[Start Records provided]
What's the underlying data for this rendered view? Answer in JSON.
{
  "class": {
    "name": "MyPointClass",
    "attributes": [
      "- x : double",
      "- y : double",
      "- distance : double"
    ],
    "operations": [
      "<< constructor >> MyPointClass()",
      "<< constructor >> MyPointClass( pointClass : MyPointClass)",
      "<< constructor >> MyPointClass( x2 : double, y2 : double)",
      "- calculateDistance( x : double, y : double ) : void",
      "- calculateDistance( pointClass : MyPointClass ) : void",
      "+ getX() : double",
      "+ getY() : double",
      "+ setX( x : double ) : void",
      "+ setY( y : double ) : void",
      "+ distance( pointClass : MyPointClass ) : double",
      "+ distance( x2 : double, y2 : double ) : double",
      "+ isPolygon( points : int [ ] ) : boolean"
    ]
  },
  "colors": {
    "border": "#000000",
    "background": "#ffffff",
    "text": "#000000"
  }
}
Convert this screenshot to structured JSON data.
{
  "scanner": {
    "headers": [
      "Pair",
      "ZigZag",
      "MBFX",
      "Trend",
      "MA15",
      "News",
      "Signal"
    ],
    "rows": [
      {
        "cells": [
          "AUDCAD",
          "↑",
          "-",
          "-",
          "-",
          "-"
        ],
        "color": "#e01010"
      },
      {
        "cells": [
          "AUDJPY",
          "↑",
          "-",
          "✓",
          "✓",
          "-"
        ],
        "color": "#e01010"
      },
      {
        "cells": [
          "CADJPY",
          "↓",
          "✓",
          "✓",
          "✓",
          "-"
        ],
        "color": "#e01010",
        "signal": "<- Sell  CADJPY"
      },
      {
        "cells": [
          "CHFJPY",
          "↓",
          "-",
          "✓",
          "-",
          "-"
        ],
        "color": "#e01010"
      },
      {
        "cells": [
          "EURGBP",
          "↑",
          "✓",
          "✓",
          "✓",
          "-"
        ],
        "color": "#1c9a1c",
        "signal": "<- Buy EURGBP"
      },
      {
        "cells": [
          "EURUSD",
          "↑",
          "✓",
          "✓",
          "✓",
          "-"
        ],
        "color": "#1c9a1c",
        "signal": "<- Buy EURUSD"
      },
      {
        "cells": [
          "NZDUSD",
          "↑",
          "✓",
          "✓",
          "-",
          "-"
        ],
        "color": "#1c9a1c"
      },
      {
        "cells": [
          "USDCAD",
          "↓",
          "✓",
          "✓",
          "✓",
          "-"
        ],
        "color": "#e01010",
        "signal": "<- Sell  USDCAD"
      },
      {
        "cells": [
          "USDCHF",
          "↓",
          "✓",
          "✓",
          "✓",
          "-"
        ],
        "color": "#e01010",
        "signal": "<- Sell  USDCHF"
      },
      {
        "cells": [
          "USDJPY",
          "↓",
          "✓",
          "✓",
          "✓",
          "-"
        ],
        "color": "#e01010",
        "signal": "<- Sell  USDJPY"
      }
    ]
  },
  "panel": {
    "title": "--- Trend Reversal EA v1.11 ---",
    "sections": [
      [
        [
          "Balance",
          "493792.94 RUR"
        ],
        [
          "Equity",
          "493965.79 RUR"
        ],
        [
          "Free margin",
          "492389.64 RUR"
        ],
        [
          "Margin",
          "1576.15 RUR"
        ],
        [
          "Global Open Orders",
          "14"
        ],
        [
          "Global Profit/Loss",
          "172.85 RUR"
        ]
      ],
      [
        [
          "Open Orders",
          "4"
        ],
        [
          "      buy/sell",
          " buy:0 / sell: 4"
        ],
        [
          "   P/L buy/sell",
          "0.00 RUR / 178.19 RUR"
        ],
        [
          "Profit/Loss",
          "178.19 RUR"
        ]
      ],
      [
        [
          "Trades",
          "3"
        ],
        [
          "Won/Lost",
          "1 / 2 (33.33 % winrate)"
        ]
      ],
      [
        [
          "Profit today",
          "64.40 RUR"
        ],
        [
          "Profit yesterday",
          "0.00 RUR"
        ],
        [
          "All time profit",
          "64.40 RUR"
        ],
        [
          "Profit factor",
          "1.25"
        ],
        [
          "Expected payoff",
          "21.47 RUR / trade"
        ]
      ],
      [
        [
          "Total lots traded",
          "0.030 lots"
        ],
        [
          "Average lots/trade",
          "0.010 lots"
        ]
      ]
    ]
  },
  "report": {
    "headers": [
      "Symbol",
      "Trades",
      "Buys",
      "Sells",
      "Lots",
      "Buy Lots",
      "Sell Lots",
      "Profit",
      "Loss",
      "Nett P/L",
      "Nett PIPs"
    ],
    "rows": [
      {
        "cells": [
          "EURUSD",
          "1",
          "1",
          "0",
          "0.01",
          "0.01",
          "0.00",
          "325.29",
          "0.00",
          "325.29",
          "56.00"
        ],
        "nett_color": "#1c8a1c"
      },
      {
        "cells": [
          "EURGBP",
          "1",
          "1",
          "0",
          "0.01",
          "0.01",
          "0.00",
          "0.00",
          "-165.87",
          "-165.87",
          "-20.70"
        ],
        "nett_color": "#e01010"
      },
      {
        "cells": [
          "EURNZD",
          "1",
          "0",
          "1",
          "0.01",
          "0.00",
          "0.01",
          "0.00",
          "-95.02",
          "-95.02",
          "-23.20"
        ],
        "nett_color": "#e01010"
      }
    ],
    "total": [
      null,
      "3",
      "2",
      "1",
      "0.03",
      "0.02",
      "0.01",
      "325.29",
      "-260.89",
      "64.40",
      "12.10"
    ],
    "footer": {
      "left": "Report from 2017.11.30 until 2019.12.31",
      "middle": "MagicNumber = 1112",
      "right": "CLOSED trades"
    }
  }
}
[End Records provided]
Task directions: Write out the whole listing exactly.

Output:
What's the underlying data for this rendered view? Answer in JSON.
{
  "class": {
    "name": "MyPointClass",
    "attributes": [
      "- x : double",
      "- y : double",
      "- distance : double"
    ],
    "operations": [
      "<< constructor >> MyPointClass()",
      "<< constructor >> MyPointClass( pointClass : MyPointClass)",
      "<< constructor >> MyPointClass( x2 : double, y2 : double)",
      "- calculateDistance( x : double, y : double ) : void",
      "- calculateDistance( pointClass : MyPointClass ) : void",
      "+ getX() : double",
      "+ getY() : double",
      "+ setX( x : double ) : void",
      "+ setY( y : double ) : void",
      "+ distance( pointClass : MyPointClass ) : double",
      "+ distance( x2 : double, y2 : double ) : double",
      "+ isPolygon( points : int [ ] ) : boolean"
    ]
  },
  "colors": {
    "border": "#000000",
    "background": "#ffffff",
    "text": "#000000"
  }
}
Convert this screenshot to structured JSON data.
{
  "scanner": {
    "headers": [
      "Pair",
      "ZigZag",
      "MBFX",
      "Trend",
      "MA15",
      "News",
      "Signal"
    ],
    "rows": [
      {
        "cells": [
          "AUDCAD",
          "↑",
          "-",
          "-",
          "-",
          "-"
        ],
        "color": "#e01010"
      },
      {
        "cells": [
          "AUDJPY",
          "↑",
          "-",
          "✓",
          "✓",
          "-"
        ],
        "color": "#e01010"
      },
      {
        "cells": [
          "CADJPY",
          "↓",
          "✓",
          "✓",
          "✓",
          "-"
        ],
        "color": "#e01010",
        "signal": "<- Sell  CADJPY"
      },
      {
        "cells": [
          "CHFJPY",
          "↓",
          "-",
          "✓",
          "-",
          "-"
        ],
        "color": "#e01010"
      },
      {
        "cells": [
          "EURGBP",
          "↑",
          "✓",
          "✓",
          "✓",
          "-"
        ],
        "color": "#1c9a1c",
        "signal": "<- Buy EURGBP"
      },
      {
        "cells": [
          "EURUSD",
          "↑",
          "✓",
          "✓",
          "✓",
          "-"
        ],
        "color": "#1c9a1c",
        "signal": "<- Buy EURUSD"
      },
      {
        "cells": [
          "NZDUSD",
          "↑",
          "✓",
          "✓",
          "-",
          "-"
        ],
        "color": "#1c9a1c"
      },
      {
        "cells": [
          "USDCAD",
          "↓",
          "✓",
          "✓",
          "✓",
          "-"
        ],
        "color": "#e01010",
        "signal": "<- Sell  USDCAD"
      },
      {
        "cells": [
          "USDCHF",
          "↓",
          "✓",
          "✓",
          "✓",
          "-"
        ],
        "color": "#e01010",
        "signal": "<- Sell  USDCHF"
      },
      {
        "cells": [
          "USDJPY",
          "↓",
          "✓",
          "✓",
          "✓",
          "-"
        ],
        "color": "#e01010",
        "signal": "<- Sell  USDJPY"
      }
    ]
  },
  "panel": {
    "title": "--- Trend Reversal EA v1.11 ---",
    "sections": [
      [
        [
          "Balance",
          "493792.94 RUR"
        ],
        [
          "Equity",
          "493965.79 RUR"
        ],
        [
          "Free margin",
          "492389.64 RUR"
        ],
        [
          "Margin",
          "1576.15 RUR"
        ],
        [
          "Global Open Orders",
          "14"
        ],
        [
          "Global Profit/Loss",
          "172.85 RUR"
        ]
      ],
      [
        [
          "Open Orders",
          "4"
        ],
        [
          "      buy/sell",
          " buy:0 / sell: 4"
        ],
        [
          "   P/L buy/sell",
          "0.00 RUR / 178.19 RUR"
        ],
        [
          "Profit/Loss",
          "178.19 RUR"
        ]
      ],
      [
        [
          "Trades",
          "3"
        ],
        [
          "Won/Lost",
          "1 / 2 (33.33 % winrate)"
        ]
      ],
      [
        [
          "Profit today",
          "64.40 RUR"
        ],
        [
          "Profit yesterday",
          "0.00 RUR"
        ],
        [
          "All time profit",
          "64.40 RUR"
        ],
        [
          "Profit factor",
          "1.25"
        ],
        [
          "Expected payoff",
          "21.47 RUR / trade"
        ]
      ],
      [
        [
          "Total lots traded",
          "0.030 lots"
        ],
        [
          "Average lots/trade",
          "0.010 lots"
        ]
      ]
    ]
  },
  "report": {
    "headers": [
      "Symbol",
      "Trades",
      "Buys",
      "Sells",
      "Lots",
      "Buy Lots",
      "Sell Lots",
      "Profit",
      "Loss",
      "Nett P/L",
      "Nett PIPs"
    ],
    "rows": [
      {
        "cells": [
          "EURUSD",
          "1",
          "1",
          "0",
          "0.01",
          "0.01",
          "0.00",
          "325.29",
          "0.00",
          "325.29",
          "56.00"
        ],
        "nett_color": "#1c8a1c"
      },
      {
        "cells": [
          "EURGBP",
          "1",
          "1",
          "0",
          "0.01",
          "0.01",
          "0.00",
          "0.00",
          "-165.87",
          "-165.87",
          "-20.70"
        ],
        "nett_color": "#e01010"
      },
      {
        "cells": [
          "EURNZD",
          "1",
          "0",
          "1",
          "0.01",
          "0.00",
          "0.01",
          "0.00",
          "-95.02",
          "-95.02",
          "-23.20"
        ],
        "nett_color": "#e01010"
      }
    ],
    "total": [
      null,
      "3",
      "2",
      "1",
      "0.03",
      "0.02",
      "0.01",
      "325.29",
      "-260.89",
      "64.40",
      "12.10"
    ],
    "footer": {
      "left": "Report from 2017.11.30 until 2019.12.31",
      "middle": "MagicNumber = 1112",
      "right": "CLOSED trades"
    }
  }
}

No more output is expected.